* [STATED TASK] Wherever the word "remain" appears in a line, extract that line.

* [DATA FOR PROCESSING]
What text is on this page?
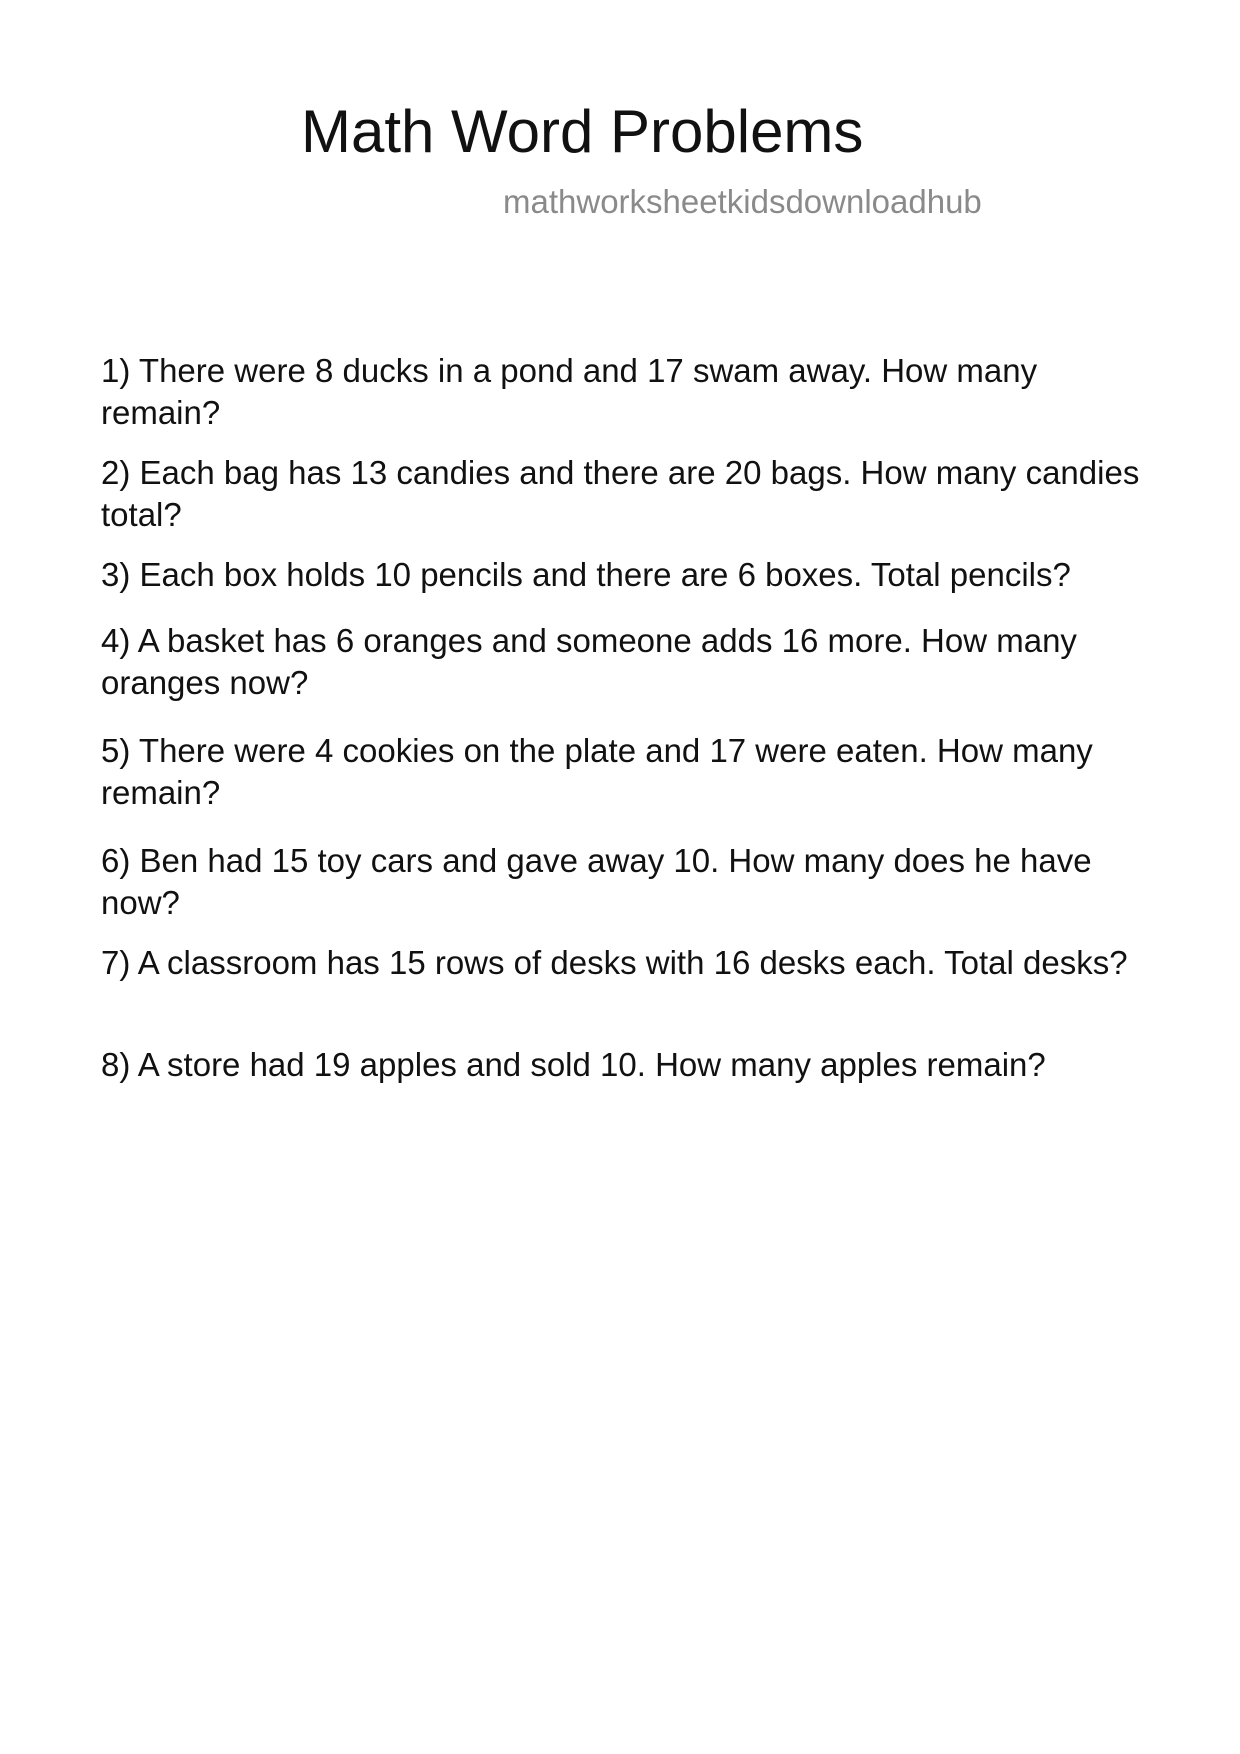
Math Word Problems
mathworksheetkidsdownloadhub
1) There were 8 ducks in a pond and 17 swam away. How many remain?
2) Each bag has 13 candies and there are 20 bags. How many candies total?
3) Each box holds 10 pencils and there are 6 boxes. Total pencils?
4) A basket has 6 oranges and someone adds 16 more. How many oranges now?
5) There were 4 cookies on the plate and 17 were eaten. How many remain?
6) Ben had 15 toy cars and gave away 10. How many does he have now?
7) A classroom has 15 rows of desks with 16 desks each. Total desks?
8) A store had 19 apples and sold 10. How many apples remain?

* [FINISHED ANSWER]
1) There were 8 ducks in a pond and 17 swam away. How many remain?
5) There were 4 cookies on the plate and 17 were eaten. How many remain?
8) A store had 19 apples and sold 10. How many apples remain?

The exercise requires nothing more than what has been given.